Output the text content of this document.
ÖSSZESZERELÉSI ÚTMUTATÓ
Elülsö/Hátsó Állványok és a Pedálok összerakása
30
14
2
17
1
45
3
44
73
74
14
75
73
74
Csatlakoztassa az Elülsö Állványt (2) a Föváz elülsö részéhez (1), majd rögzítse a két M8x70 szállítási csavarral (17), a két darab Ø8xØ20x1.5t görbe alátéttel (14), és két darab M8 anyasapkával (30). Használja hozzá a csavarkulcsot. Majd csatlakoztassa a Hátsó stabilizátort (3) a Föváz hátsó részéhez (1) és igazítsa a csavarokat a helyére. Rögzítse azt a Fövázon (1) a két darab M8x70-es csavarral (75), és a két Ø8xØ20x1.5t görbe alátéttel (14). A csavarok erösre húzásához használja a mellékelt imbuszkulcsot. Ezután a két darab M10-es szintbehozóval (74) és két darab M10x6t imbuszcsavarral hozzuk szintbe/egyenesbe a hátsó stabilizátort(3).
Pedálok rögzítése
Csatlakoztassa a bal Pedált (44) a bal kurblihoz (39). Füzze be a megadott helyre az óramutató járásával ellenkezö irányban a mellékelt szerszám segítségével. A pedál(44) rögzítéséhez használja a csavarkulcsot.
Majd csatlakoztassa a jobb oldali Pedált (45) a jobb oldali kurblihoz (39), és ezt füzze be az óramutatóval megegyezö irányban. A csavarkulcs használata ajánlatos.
---------------
→ **DIRECTION**: Copy out each record from above, exactly.

→ **RESULT OF THIS TASK**:
Output the text content of this document.
ÖSSZESZERELÉSI ÚTMUTATÓ
Elülsö/Hátsó Állványok és a Pedálok összerakása
30
14
2
17
1
45
3
44
73
74
14
75
73
74
Csatlakoztassa az Elülsö Állványt (2) a Föváz elülsö részéhez (1), majd rögzítse a két M8x70 szállítási csavarral (17), a két darab Ø8xØ20x1.5t görbe alátéttel (14), és két darab M8 anyasapkával (30). Használja hozzá a csavarkulcsot. Majd csatlakoztassa a Hátsó stabilizátort (3) a Föváz hátsó részéhez (1) és igazítsa a csavarokat a helyére. Rögzítse azt a Fövázon (1) a két darab M8x70-es csavarral (75), és a két Ø8xØ20x1.5t görbe alátéttel (14). A csavarok erösre húzásához használja a mellékelt imbuszkulcsot. Ezután a két darab M10-es szintbehozóval (74) és két darab M10x6t imbuszcsavarral hozzuk szintbe/egyenesbe a hátsó stabilizátort(3).
Pedálok rögzítése
Csatlakoztassa a bal Pedált (44) a bal kurblihoz (39). Füzze be a megadott helyre az óramutató járásával ellenkezö irányban a mellékelt szerszám segítségével. A pedál(44) rögzítéséhez használja a csavarkulcsot.
Majd csatlakoztassa a jobb oldali Pedált (45) a jobb oldali kurblihoz (39), és ezt füzze be az óramutatóval megegyezö irányban. A csavarkulcs használata ajánlatos.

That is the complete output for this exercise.